— BEGIN —
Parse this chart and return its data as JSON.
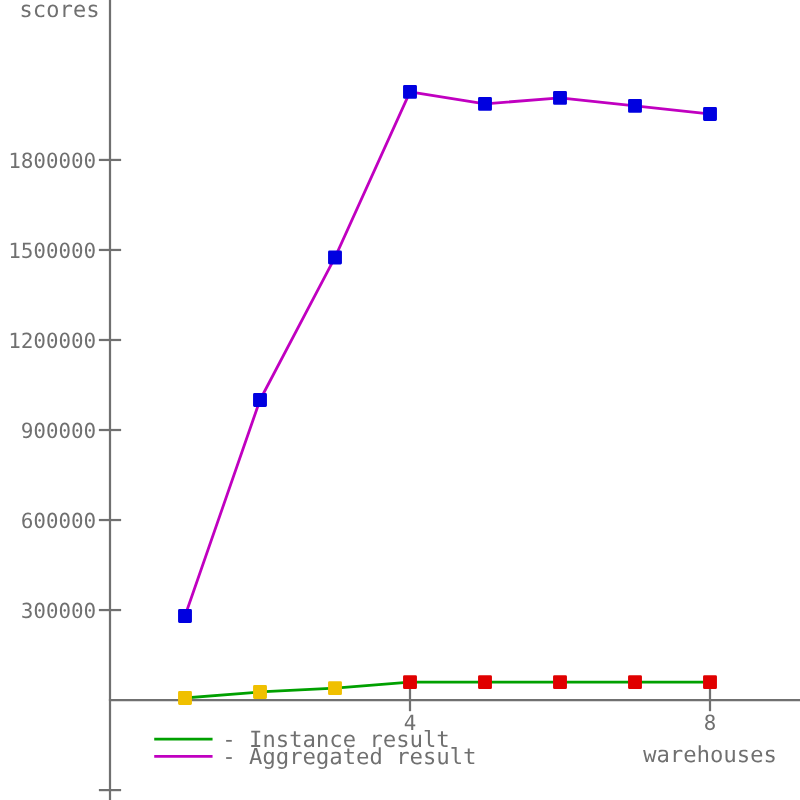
{
  "chart_data": {
    "type": "line",
    "xlabel": "warehouses",
    "ylabel": "scores",
    "x": [
      1,
      2,
      3,
      4,
      5,
      6,
      7,
      8
    ],
    "series": [
      {
        "name": "- Instance result",
        "color": "#00a000",
        "colors": [
          "#f0c000",
          "#f0c000",
          "#f0c000",
          "#e00000",
          "#e00000",
          "#e00000",
          "#e00000",
          "#e00000"
        ],
        "values": [
          7000,
          27000,
          40000,
          60000,
          60000,
          60000,
          60000,
          60000
        ]
      },
      {
        "name": "- Aggregated result",
        "color": "#c000c0",
        "colors": [
          "#0000e0",
          "#0000e0",
          "#0000e0",
          "#0000e0",
          "#0000e0",
          "#0000e0",
          "#0000e0",
          "#0000e0"
        ],
        "values": [
          280000,
          1000000,
          1475000,
          2027000,
          1987000,
          2007000,
          1980000,
          1953000
        ]
      }
    ],
    "xlim": [
      0,
      9.2
    ],
    "ylim": [
      -333000,
      2333000
    ],
    "xticks": [
      4,
      8
    ],
    "yticks": [
      {
        "value": -300000,
        "label": null
      },
      300000,
      600000,
      900000,
      1200000,
      1500000,
      1800000
    ],
    "marker": "square",
    "grid": false,
    "legend": "bottom left"
  }
}
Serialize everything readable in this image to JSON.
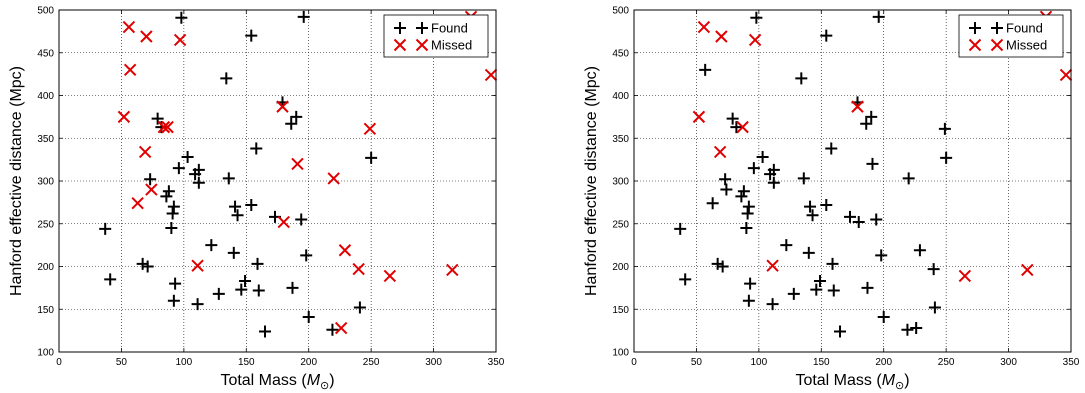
{
  "chart_data": [
    {
      "type": "scatter",
      "title": "",
      "xlabel": "Total Mass ($M_{\\odot}$)",
      "ylabel": "Hanford effective distance (Mpc)",
      "xlim": [
        0,
        350
      ],
      "ylim": [
        100,
        500
      ],
      "x_ticks": [
        0,
        50,
        100,
        150,
        200,
        250,
        300,
        350
      ],
      "y_ticks": [
        100,
        150,
        200,
        250,
        300,
        350,
        400,
        450,
        500
      ],
      "grid": "dotted",
      "legend_position": "top-right",
      "series": [
        {
          "name": "Found",
          "marker": "plus",
          "color": "#000000",
          "points": [
            [
              37,
              244
            ],
            [
              41,
              185
            ],
            [
              67,
              203
            ],
            [
              71,
              200
            ],
            [
              73,
              302
            ],
            [
              79,
              373
            ],
            [
              82,
              363
            ],
            [
              86,
              282
            ],
            [
              88,
              288
            ],
            [
              90,
              245
            ],
            [
              91,
              262
            ],
            [
              92,
              270
            ],
            [
              92,
              160
            ],
            [
              93,
              180
            ],
            [
              96,
              315
            ],
            [
              98,
              491
            ],
            [
              103,
              328
            ],
            [
              109,
              308
            ],
            [
              111,
              156
            ],
            [
              112,
              313
            ],
            [
              112,
              298
            ],
            [
              122,
              225
            ],
            [
              128,
              168
            ],
            [
              134,
              420
            ],
            [
              136,
              303
            ],
            [
              140,
              216
            ],
            [
              141,
              270
            ],
            [
              143,
              260
            ],
            [
              146,
              173
            ],
            [
              149,
              183
            ],
            [
              154,
              272
            ],
            [
              154,
              470
            ],
            [
              158,
              338
            ],
            [
              159,
              203
            ],
            [
              160,
              172
            ],
            [
              165,
              124
            ],
            [
              173,
              258
            ],
            [
              179,
              392
            ],
            [
              186,
              367
            ],
            [
              187,
              175
            ],
            [
              190,
              375
            ],
            [
              194,
              255
            ],
            [
              196,
              492
            ],
            [
              198,
              213
            ],
            [
              200,
              141
            ],
            [
              219,
              126
            ],
            [
              241,
              152
            ],
            [
              250,
              327
            ]
          ]
        },
        {
          "name": "Missed",
          "marker": "x",
          "color": "#e00000",
          "points": [
            [
              52,
              375
            ],
            [
              56,
              480
            ],
            [
              57,
              430
            ],
            [
              63,
              274
            ],
            [
              69,
              334
            ],
            [
              70,
              469
            ],
            [
              74,
              290
            ],
            [
              84,
              363
            ],
            [
              87,
              363
            ],
            [
              97,
              465
            ],
            [
              111,
              201
            ],
            [
              179,
              387
            ],
            [
              180,
              252
            ],
            [
              191,
              320
            ],
            [
              220,
              303
            ],
            [
              226,
              128
            ],
            [
              229,
              219
            ],
            [
              240,
              197
            ],
            [
              249,
              361
            ],
            [
              265,
              189
            ],
            [
              315,
              196
            ],
            [
              330,
              492
            ],
            [
              346,
              424
            ]
          ]
        }
      ]
    },
    {
      "type": "scatter",
      "title": "",
      "xlabel": "Total Mass ($M_{\\odot}$)",
      "ylabel": "Hanford effective distance (Mpc)",
      "xlim": [
        0,
        350
      ],
      "ylim": [
        100,
        500
      ],
      "x_ticks": [
        0,
        50,
        100,
        150,
        200,
        250,
        300,
        350
      ],
      "y_ticks": [
        100,
        150,
        200,
        250,
        300,
        350,
        400,
        450,
        500
      ],
      "grid": "dotted",
      "legend_position": "top-right",
      "series": [
        {
          "name": "Found",
          "marker": "plus",
          "color": "#000000",
          "points": [
            [
              37,
              244
            ],
            [
              41,
              185
            ],
            [
              57,
              430
            ],
            [
              63,
              274
            ],
            [
              67,
              203
            ],
            [
              71,
              200
            ],
            [
              73,
              302
            ],
            [
              74,
              290
            ],
            [
              79,
              373
            ],
            [
              82,
              363
            ],
            [
              86,
              282
            ],
            [
              88,
              288
            ],
            [
              90,
              245
            ],
            [
              91,
              262
            ],
            [
              92,
              270
            ],
            [
              92,
              160
            ],
            [
              93,
              180
            ],
            [
              96,
              315
            ],
            [
              98,
              491
            ],
            [
              103,
              328
            ],
            [
              109,
              308
            ],
            [
              111,
              156
            ],
            [
              112,
              313
            ],
            [
              112,
              298
            ],
            [
              122,
              225
            ],
            [
              128,
              168
            ],
            [
              134,
              420
            ],
            [
              136,
              303
            ],
            [
              140,
              216
            ],
            [
              141,
              270
            ],
            [
              143,
              260
            ],
            [
              146,
              173
            ],
            [
              149,
              183
            ],
            [
              154,
              272
            ],
            [
              154,
              470
            ],
            [
              158,
              338
            ],
            [
              159,
              203
            ],
            [
              160,
              172
            ],
            [
              165,
              124
            ],
            [
              173,
              258
            ],
            [
              179,
              392
            ],
            [
              180,
              252
            ],
            [
              186,
              367
            ],
            [
              187,
              175
            ],
            [
              190,
              375
            ],
            [
              191,
              320
            ],
            [
              194,
              255
            ],
            [
              196,
              492
            ],
            [
              198,
              213
            ],
            [
              200,
              141
            ],
            [
              219,
              126
            ],
            [
              220,
              303
            ],
            [
              226,
              128
            ],
            [
              229,
              219
            ],
            [
              240,
              197
            ],
            [
              241,
              152
            ],
            [
              249,
              361
            ],
            [
              250,
              327
            ]
          ]
        },
        {
          "name": "Missed",
          "marker": "x",
          "color": "#e00000",
          "points": [
            [
              52,
              375
            ],
            [
              56,
              480
            ],
            [
              69,
              334
            ],
            [
              70,
              469
            ],
            [
              87,
              363
            ],
            [
              97,
              465
            ],
            [
              111,
              201
            ],
            [
              179,
              387
            ],
            [
              265,
              189
            ],
            [
              315,
              196
            ],
            [
              330,
              492
            ],
            [
              346,
              424
            ]
          ]
        }
      ]
    }
  ]
}
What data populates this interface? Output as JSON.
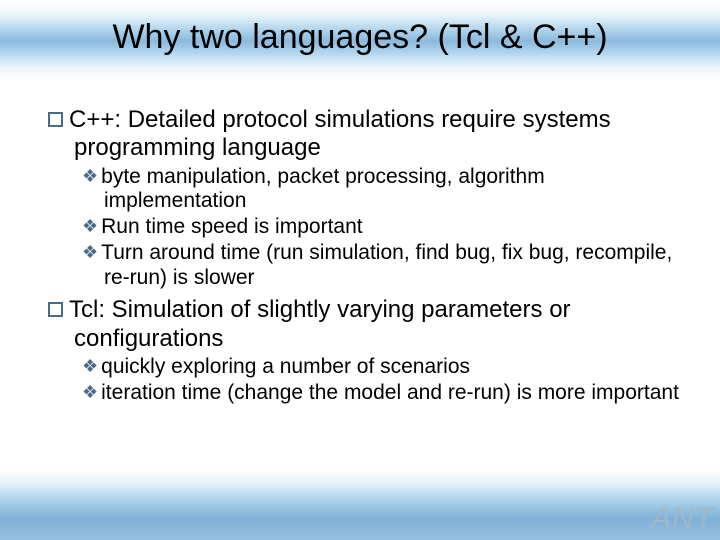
{
  "slide": {
    "title": "Why two languages? (Tcl & C++)",
    "title_fontsize": 34,
    "title_color": "#000000",
    "background_color": "#ffffff",
    "top_band_colors": [
      "#ffffff",
      "#d9ecf7",
      "#6fb2dd",
      "#2d7fc0",
      "#6fb2dd",
      "#d9ecf7",
      "#ffffff"
    ],
    "bottom_band_colors": [
      "#ffffff",
      "#cfe6f4",
      "#6bb0dc",
      "#2a7cbe",
      "#4f95cb"
    ],
    "bullet_border_color": "#4a6a8a",
    "diamond_color": "#4a6a8a",
    "level1_fontsize": 24,
    "level2_fontsize": 21,
    "items": [
      {
        "text": "C++: Detailed protocol simulations require systems programming language",
        "children": [
          {
            "text": "byte manipulation, packet processing, algorithm implementation"
          },
          {
            "text": "Run time speed is important"
          },
          {
            "text": "Turn around time (run simulation, find bug, fix bug, recompile, re-run) is slower"
          }
        ]
      },
      {
        "text": "Tcl: Simulation of slightly varying parameters or configurations",
        "children": [
          {
            "text": "quickly exploring a number of scenarios"
          },
          {
            "text": "iteration time (change the model and re-run) is more important"
          }
        ]
      }
    ],
    "logo_text": "ANT",
    "logo_color": "#9fb8c6",
    "logo_fontsize": 30
  }
}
— END —
# What is being asked
Repeat exactly the lines from the one containing "What data populates" through the last line of the records above, both included, and leave out the pictures.

# The output
What data populates this interface? Output as JSON.
{
  "slide": {
    "title": "Why two languages? (Tcl & C++)",
    "title_fontsize": 34,
    "title_color": "#000000",
    "background_color": "#ffffff",
    "top_band_colors": [
      "#ffffff",
      "#d9ecf7",
      "#6fb2dd",
      "#2d7fc0",
      "#6fb2dd",
      "#d9ecf7",
      "#ffffff"
    ],
    "bottom_band_colors": [
      "#ffffff",
      "#cfe6f4",
      "#6bb0dc",
      "#2a7cbe",
      "#4f95cb"
    ],
    "bullet_border_color": "#4a6a8a",
    "diamond_color": "#4a6a8a",
    "level1_fontsize": 24,
    "level2_fontsize": 21,
    "items": [
      {
        "text": "C++: Detailed protocol simulations require systems programming language",
        "children": [
          {
            "text": "byte manipulation, packet processing, algorithm implementation"
          },
          {
            "text": "Run time speed is important"
          },
          {
            "text": "Turn around time (run simulation, find bug, fix bug, recompile, re-run) is slower"
          }
        ]
      },
      {
        "text": "Tcl: Simulation of slightly varying parameters or configurations",
        "children": [
          {
            "text": "quickly exploring a number of scenarios"
          },
          {
            "text": "iteration time (change the model and re-run) is more important"
          }
        ]
      }
    ],
    "logo_text": "ANT",
    "logo_color": "#9fb8c6",
    "logo_fontsize": 30
  }
}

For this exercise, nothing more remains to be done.